══ Supplied data

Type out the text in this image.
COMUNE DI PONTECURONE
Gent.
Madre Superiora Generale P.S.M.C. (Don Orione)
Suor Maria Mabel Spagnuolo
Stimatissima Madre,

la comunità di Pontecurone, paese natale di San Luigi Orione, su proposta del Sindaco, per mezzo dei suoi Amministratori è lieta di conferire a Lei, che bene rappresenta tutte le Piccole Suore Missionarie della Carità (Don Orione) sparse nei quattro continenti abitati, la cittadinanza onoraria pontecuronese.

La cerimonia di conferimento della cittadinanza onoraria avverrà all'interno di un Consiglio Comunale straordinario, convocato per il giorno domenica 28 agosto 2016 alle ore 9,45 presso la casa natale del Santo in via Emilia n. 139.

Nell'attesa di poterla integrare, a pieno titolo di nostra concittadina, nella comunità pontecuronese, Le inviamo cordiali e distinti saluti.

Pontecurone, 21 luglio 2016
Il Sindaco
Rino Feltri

════

Stated task
Extract the full listing above without alteration.

Solution for this task
Type out the text in this image.
COMUNE DI PONTECURONE
Gent.
Madre Superiora Generale P.S.M.C. (Don Orione)
Suor Maria Mabel Spagnuolo
Stimatissima Madre,

la comunità di Pontecurone, paese natale di San Luigi Orione, su proposta del Sindaco, per mezzo dei suoi Amministratori è lieta di conferire a Lei, che bene rappresenta tutte le Piccole Suore Missionarie della Carità (Don Orione) sparse nei quattro continenti abitati, la cittadinanza onoraria pontecuronese.

La cerimonia di conferimento della cittadinanza onoraria avverrà all'interno di un Consiglio Comunale straordinario, convocato per il giorno domenica 28 agosto 2016 alle ore 9,45 presso la casa natale del Santo in via Emilia n. 139.

Nell'attesa di poterla integrare, a pieno titolo di nostra concittadina, nella comunità pontecuronese, Le inviamo cordiali e distinti saluti.

Pontecurone, 21 luglio 2016
Il Sindaco
Rino Feltri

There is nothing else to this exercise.